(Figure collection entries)

========================================

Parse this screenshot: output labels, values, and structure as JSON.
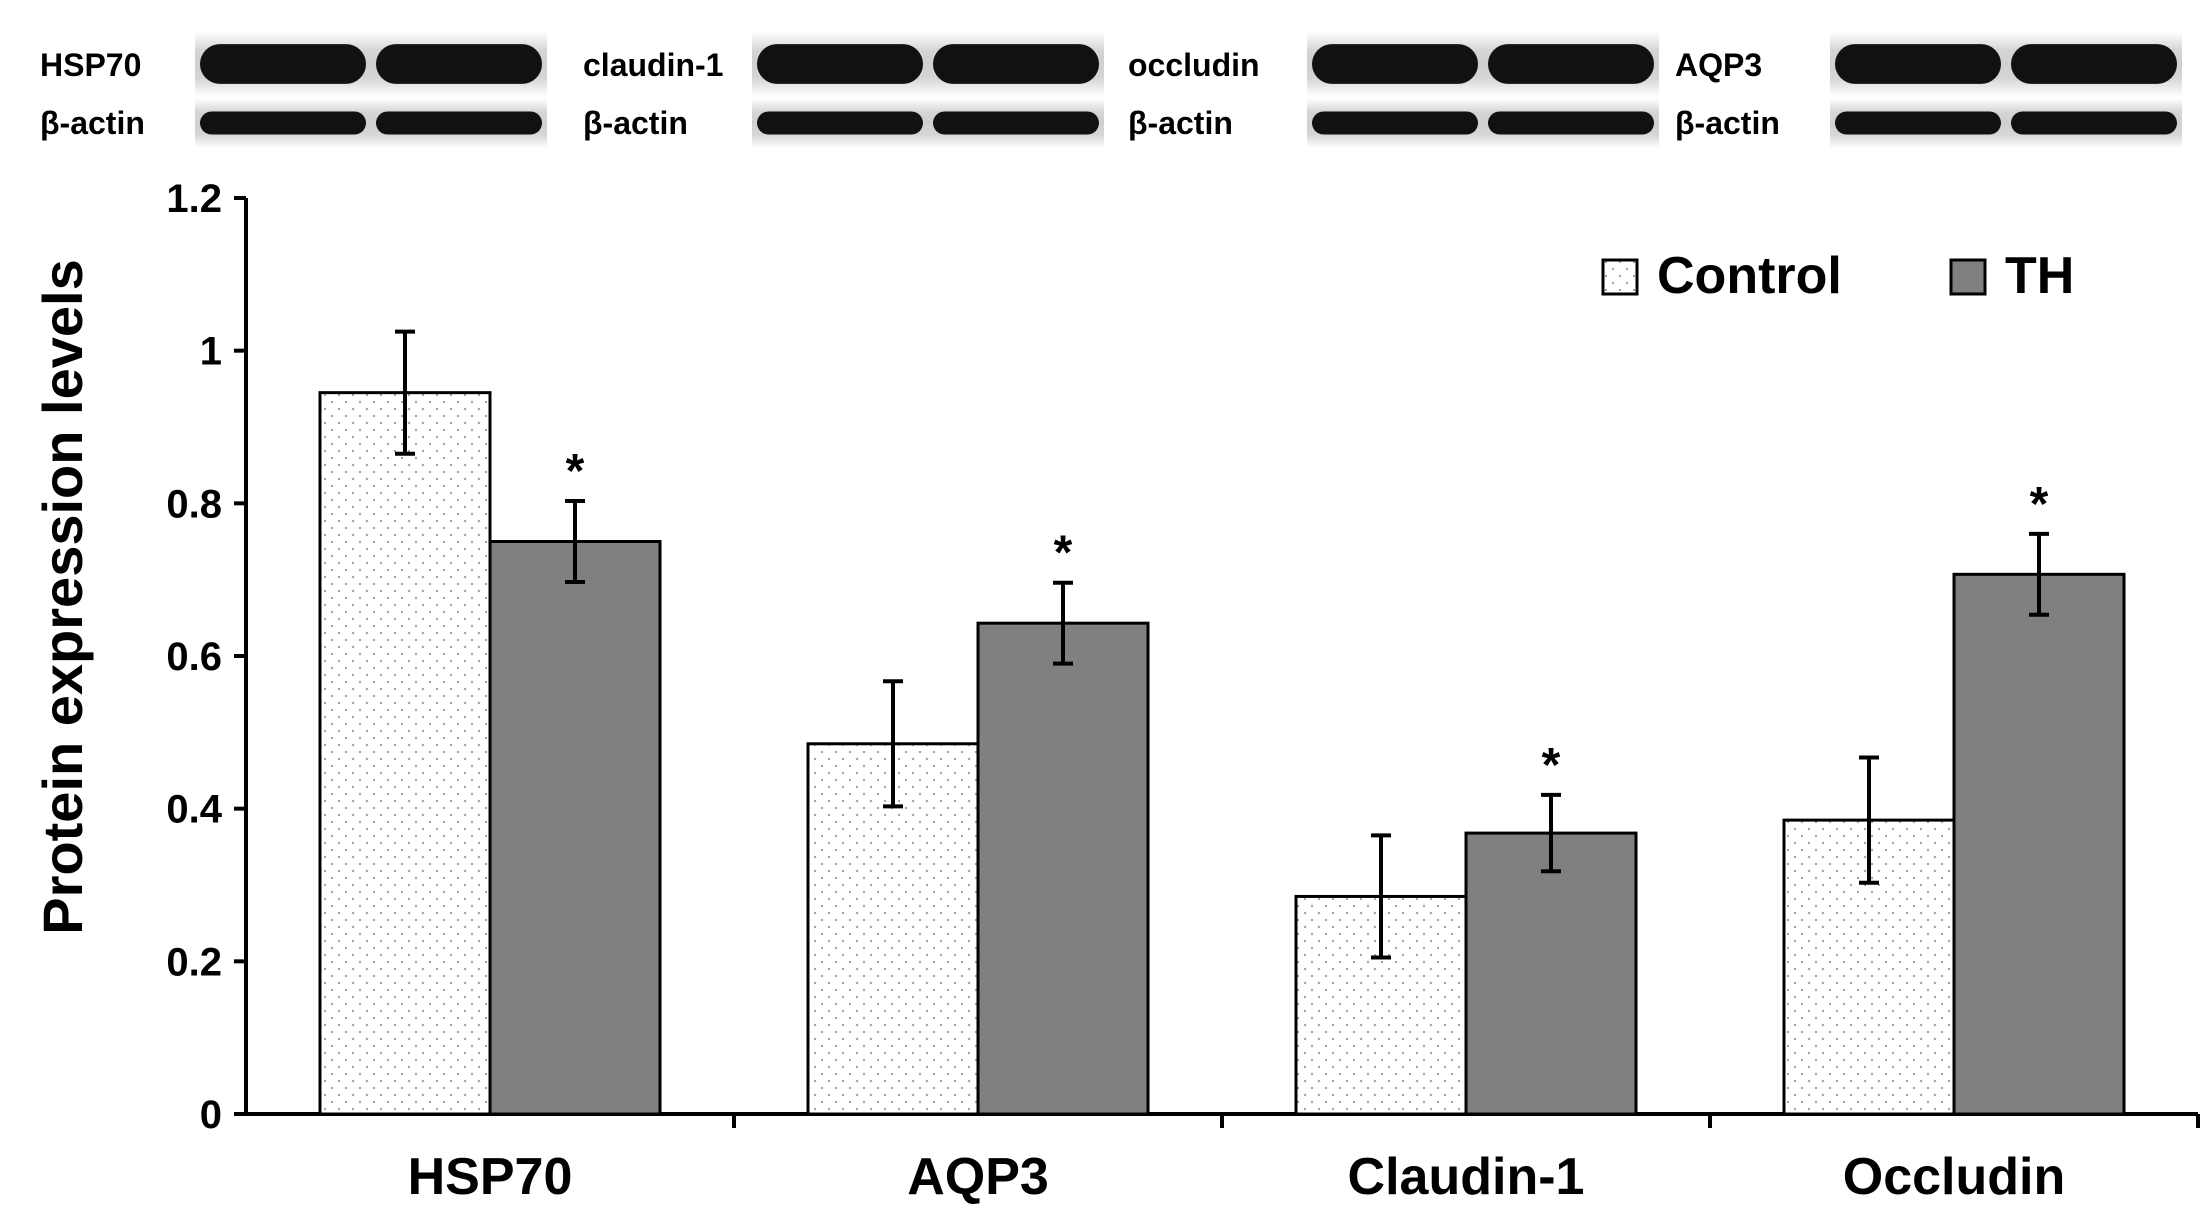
{
  "blots": [
    {
      "target": "HSP70",
      "control": "β-actin"
    },
    {
      "target": "claudin-1",
      "control": "β-actin"
    },
    {
      "target": "occludin",
      "control": "β-actin"
    },
    {
      "target": "AQP3",
      "control": "β-actin"
    }
  ],
  "chart_data": {
    "type": "bar",
    "title": "",
    "xlabel": "",
    "ylabel": "Protein expression levels",
    "ylim": [
      0,
      1.2
    ],
    "yticks": [
      0,
      0.2,
      0.4,
      0.6,
      0.8,
      1,
      1.2
    ],
    "ytick_labels": [
      "0",
      "0.2",
      "0.4",
      "0.6",
      "0.8",
      "1",
      "1.2"
    ],
    "categories": [
      "HSP70",
      "AQP3",
      "Claudin-1",
      "Occludin"
    ],
    "series": [
      {
        "name": "Control",
        "values": [
          0.945,
          0.485,
          0.285,
          0.385
        ],
        "errors": [
          0.08,
          0.082,
          0.08,
          0.082
        ],
        "significant": [
          false,
          false,
          false,
          false
        ]
      },
      {
        "name": "TH",
        "values": [
          0.75,
          0.643,
          0.368,
          0.707
        ],
        "errors": [
          0.053,
          0.053,
          0.05,
          0.053
        ],
        "significant": [
          true,
          true,
          true,
          true
        ]
      }
    ],
    "significance_marker": "*",
    "legend": {
      "position": "top-right"
    },
    "grid": false,
    "colors": {
      "control_fill": "#ffffff",
      "control_dots": "#9a9a9a",
      "th_fill": "#808080",
      "axis": "#000000"
    }
  }
}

========================================

> Exercise instructions
Your answer must be an exact repeat of the records above, with no pictures in it.

> Response for this exercise
Parse this screenshot: output labels, values, and structure as JSON.
{
  "blots": [
    {
      "target": "HSP70",
      "control": "β-actin"
    },
    {
      "target": "claudin-1",
      "control": "β-actin"
    },
    {
      "target": "occludin",
      "control": "β-actin"
    },
    {
      "target": "AQP3",
      "control": "β-actin"
    }
  ],
  "chart_data": {
    "type": "bar",
    "title": "",
    "xlabel": "",
    "ylabel": "Protein expression levels",
    "ylim": [
      0,
      1.2
    ],
    "yticks": [
      0,
      0.2,
      0.4,
      0.6,
      0.8,
      1,
      1.2
    ],
    "ytick_labels": [
      "0",
      "0.2",
      "0.4",
      "0.6",
      "0.8",
      "1",
      "1.2"
    ],
    "categories": [
      "HSP70",
      "AQP3",
      "Claudin-1",
      "Occludin"
    ],
    "series": [
      {
        "name": "Control",
        "values": [
          0.945,
          0.485,
          0.285,
          0.385
        ],
        "errors": [
          0.08,
          0.082,
          0.08,
          0.082
        ],
        "significant": [
          false,
          false,
          false,
          false
        ]
      },
      {
        "name": "TH",
        "values": [
          0.75,
          0.643,
          0.368,
          0.707
        ],
        "errors": [
          0.053,
          0.053,
          0.05,
          0.053
        ],
        "significant": [
          true,
          true,
          true,
          true
        ]
      }
    ],
    "significance_marker": "*",
    "legend": {
      "position": "top-right"
    },
    "grid": false,
    "colors": {
      "control_fill": "#ffffff",
      "control_dots": "#9a9a9a",
      "th_fill": "#808080",
      "axis": "#000000"
    }
  }
}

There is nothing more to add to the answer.